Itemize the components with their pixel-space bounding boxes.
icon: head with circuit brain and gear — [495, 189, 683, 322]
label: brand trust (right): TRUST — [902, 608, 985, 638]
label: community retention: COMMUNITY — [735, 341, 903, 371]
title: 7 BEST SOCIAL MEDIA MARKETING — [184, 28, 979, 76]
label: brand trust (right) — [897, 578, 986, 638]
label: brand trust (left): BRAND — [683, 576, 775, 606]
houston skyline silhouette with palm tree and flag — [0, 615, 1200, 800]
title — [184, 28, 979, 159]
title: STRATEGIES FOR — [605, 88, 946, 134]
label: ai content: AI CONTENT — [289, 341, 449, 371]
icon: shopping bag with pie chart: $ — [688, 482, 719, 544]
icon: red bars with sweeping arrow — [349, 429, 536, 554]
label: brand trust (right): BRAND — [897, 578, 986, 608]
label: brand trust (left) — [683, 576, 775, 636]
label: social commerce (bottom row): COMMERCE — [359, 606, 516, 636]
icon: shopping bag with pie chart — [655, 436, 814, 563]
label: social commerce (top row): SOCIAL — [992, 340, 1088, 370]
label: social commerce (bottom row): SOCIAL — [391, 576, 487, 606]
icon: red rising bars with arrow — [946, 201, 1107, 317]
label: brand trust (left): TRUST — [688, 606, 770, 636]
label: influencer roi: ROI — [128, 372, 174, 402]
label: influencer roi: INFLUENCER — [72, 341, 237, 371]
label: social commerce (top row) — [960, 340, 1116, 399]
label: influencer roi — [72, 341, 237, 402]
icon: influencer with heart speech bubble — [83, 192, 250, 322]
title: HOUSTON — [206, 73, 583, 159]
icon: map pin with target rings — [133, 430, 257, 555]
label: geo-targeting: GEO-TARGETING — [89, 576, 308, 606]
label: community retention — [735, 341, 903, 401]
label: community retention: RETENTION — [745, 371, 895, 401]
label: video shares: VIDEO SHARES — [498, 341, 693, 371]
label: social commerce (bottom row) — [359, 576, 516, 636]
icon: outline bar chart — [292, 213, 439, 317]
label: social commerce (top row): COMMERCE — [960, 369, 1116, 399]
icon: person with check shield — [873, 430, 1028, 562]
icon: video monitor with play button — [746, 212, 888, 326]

Work required
Reproduce every line of the listing above verbatim, keeping each character unchanged.

Problem solution
Itemize the components with their pixel-space bounding boxes.
icon: head with circuit brain and gear — [495, 189, 683, 322]
label: brand trust (right): TRUST — [902, 608, 985, 638]
label: community retention: COMMUNITY — [735, 341, 903, 371]
title: 7 BEST SOCIAL MEDIA MARKETING — [184, 28, 979, 76]
label: brand trust (right) — [897, 578, 986, 638]
label: brand trust (left): BRAND — [683, 576, 775, 606]
houston skyline silhouette with palm tree and flag — [0, 615, 1200, 800]
title — [184, 28, 979, 159]
title: STRATEGIES FOR — [605, 88, 946, 134]
label: ai content: AI CONTENT — [289, 341, 449, 371]
icon: shopping bag with pie chart: $ — [688, 482, 719, 544]
icon: red bars with sweeping arrow — [349, 429, 536, 554]
label: brand trust (right): BRAND — [897, 578, 986, 608]
label: brand trust (left) — [683, 576, 775, 636]
label: social commerce (bottom row): COMMERCE — [359, 606, 516, 636]
icon: shopping bag with pie chart — [655, 436, 814, 563]
label: social commerce (top row): SOCIAL — [992, 340, 1088, 370]
label: social commerce (bottom row): SOCIAL — [391, 576, 487, 606]
icon: red rising bars with arrow — [946, 201, 1107, 317]
label: brand trust (left): TRUST — [688, 606, 770, 636]
label: influencer roi: ROI — [128, 372, 174, 402]
label: influencer roi: INFLUENCER — [72, 341, 237, 371]
label: social commerce (top row) — [960, 340, 1116, 399]
label: influencer roi — [72, 341, 237, 402]
icon: influencer with heart speech bubble — [83, 192, 250, 322]
title: HOUSTON — [206, 73, 583, 159]
icon: map pin with target rings — [133, 430, 257, 555]
label: geo-targeting: GEO-TARGETING — [89, 576, 308, 606]
label: community retention — [735, 341, 903, 401]
label: community retention: RETENTION — [745, 371, 895, 401]
label: video shares: VIDEO SHARES — [498, 341, 693, 371]
label: social commerce (bottom row) — [359, 576, 516, 636]
icon: outline bar chart — [292, 213, 439, 317]
label: social commerce (top row): COMMERCE — [960, 369, 1116, 399]
icon: person with check shield — [873, 430, 1028, 562]
icon: video monitor with play button — [746, 212, 888, 326]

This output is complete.